╭─ Records

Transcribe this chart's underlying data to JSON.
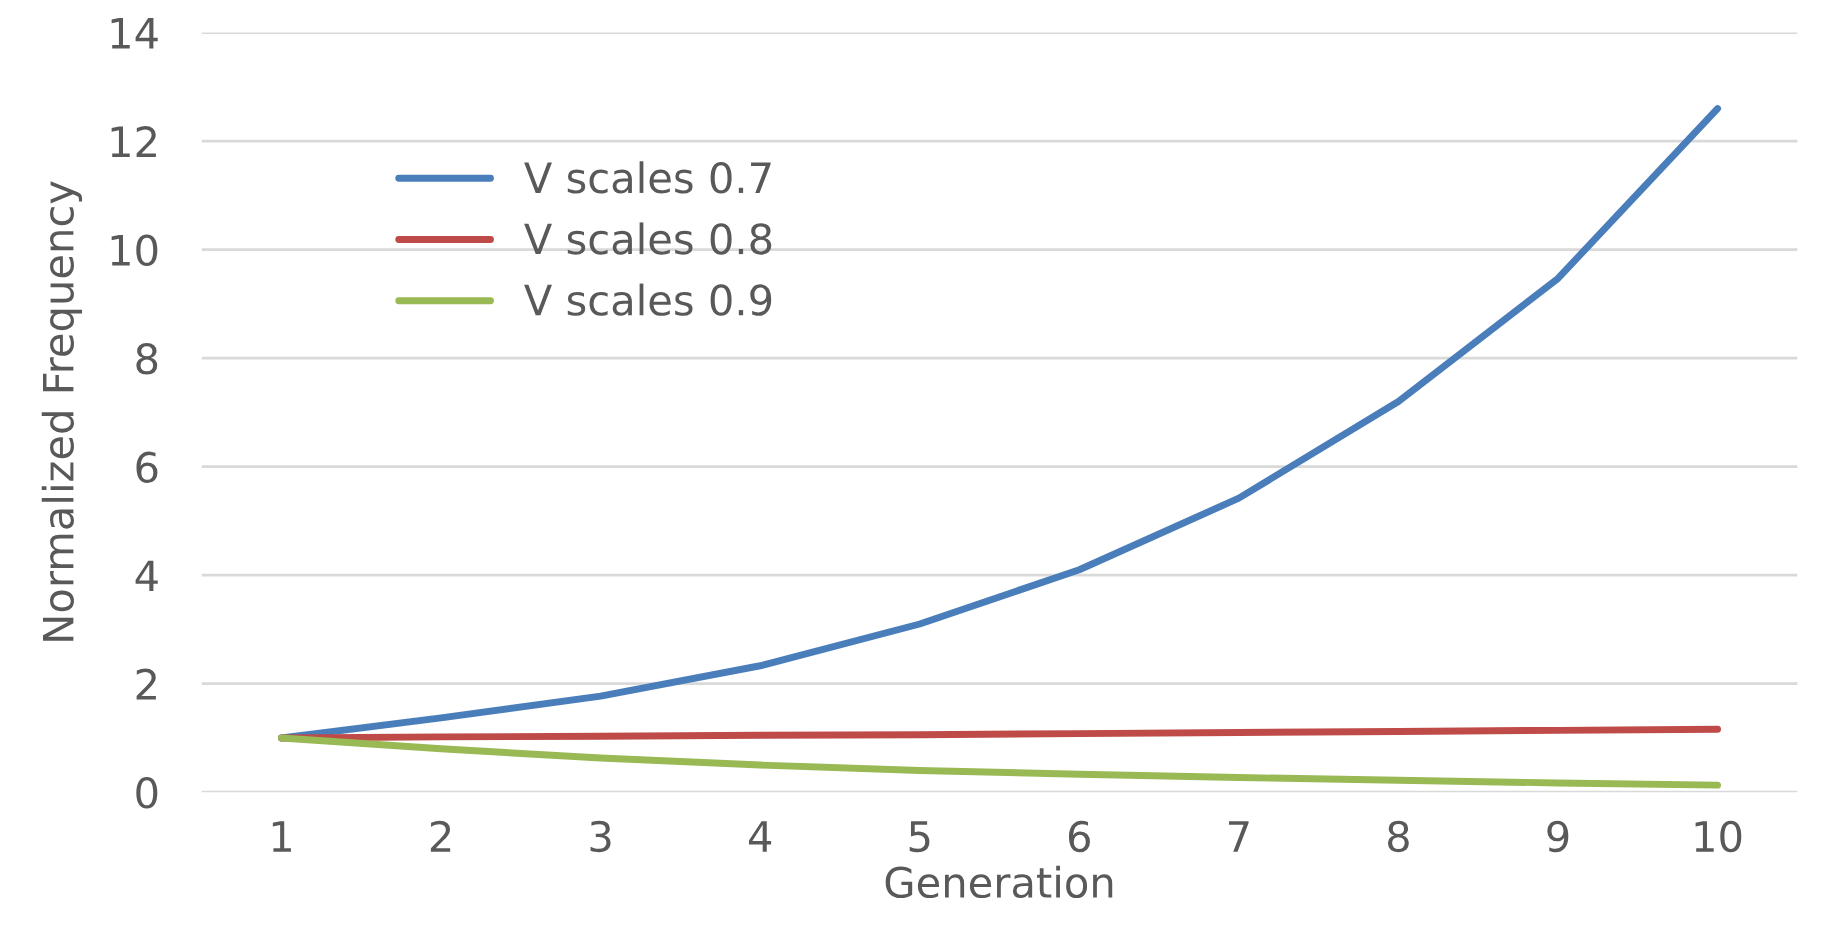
{
  "chart_data": {
    "type": "line",
    "xlabel": "Generation",
    "ylabel": "Normalized Frequency",
    "categories": [
      "1",
      "2",
      "3",
      "4",
      "5",
      "6",
      "7",
      "8",
      "9",
      "10"
    ],
    "series": [
      {
        "name": "V scales 0.7",
        "color": "#4a7ebb",
        "values": [
          1.0,
          1.37,
          1.77,
          2.33,
          3.1,
          4.1,
          5.42,
          7.2,
          9.47,
          12.6
        ]
      },
      {
        "name": "V scales 0.8",
        "color": "#be4b48",
        "values": [
          1.0,
          1.02,
          1.03,
          1.05,
          1.06,
          1.08,
          1.1,
          1.12,
          1.14,
          1.16
        ]
      },
      {
        "name": "V scales 0.9",
        "color": "#98b954",
        "values": [
          1.0,
          0.8,
          0.63,
          0.5,
          0.4,
          0.33,
          0.27,
          0.22,
          0.17,
          0.13
        ]
      }
    ],
    "ylim": [
      0,
      14
    ],
    "yticks": [
      0,
      2,
      4,
      6,
      8,
      10,
      12,
      14
    ],
    "grid": "y",
    "legend": "top left",
    "marker": "none",
    "line_style": "solid"
  }
}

╰─

Task description ▸ Return every line of the preceding records in which the word "color" appears.

Task response ▸
        "color": "#4a7ebb",
        "color": "#be4b48",
        "color": "#98b954",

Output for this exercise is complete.